Count the lines in the records below that contain the word "的值域为", and give only that number.

_ENTRIES PROVIDED_:

|---|

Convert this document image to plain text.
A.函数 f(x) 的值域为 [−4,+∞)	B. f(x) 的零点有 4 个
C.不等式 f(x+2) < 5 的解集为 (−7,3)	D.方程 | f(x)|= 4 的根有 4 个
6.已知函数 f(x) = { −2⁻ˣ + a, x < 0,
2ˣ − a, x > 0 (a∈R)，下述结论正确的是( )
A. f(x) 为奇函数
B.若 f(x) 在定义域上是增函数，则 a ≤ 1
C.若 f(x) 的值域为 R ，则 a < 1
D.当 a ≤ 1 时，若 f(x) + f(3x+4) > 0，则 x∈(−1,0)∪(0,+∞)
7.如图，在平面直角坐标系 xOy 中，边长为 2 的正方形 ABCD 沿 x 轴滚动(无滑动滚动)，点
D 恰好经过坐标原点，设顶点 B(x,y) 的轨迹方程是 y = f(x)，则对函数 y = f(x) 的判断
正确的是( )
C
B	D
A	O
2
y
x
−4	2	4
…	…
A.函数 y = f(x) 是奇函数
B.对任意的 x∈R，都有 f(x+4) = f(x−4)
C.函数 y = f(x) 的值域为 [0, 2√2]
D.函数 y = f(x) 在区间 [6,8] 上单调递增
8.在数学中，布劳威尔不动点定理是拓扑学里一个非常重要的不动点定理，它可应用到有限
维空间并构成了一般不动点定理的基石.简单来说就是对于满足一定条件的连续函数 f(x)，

|---|

_FINISHED TASK_:
3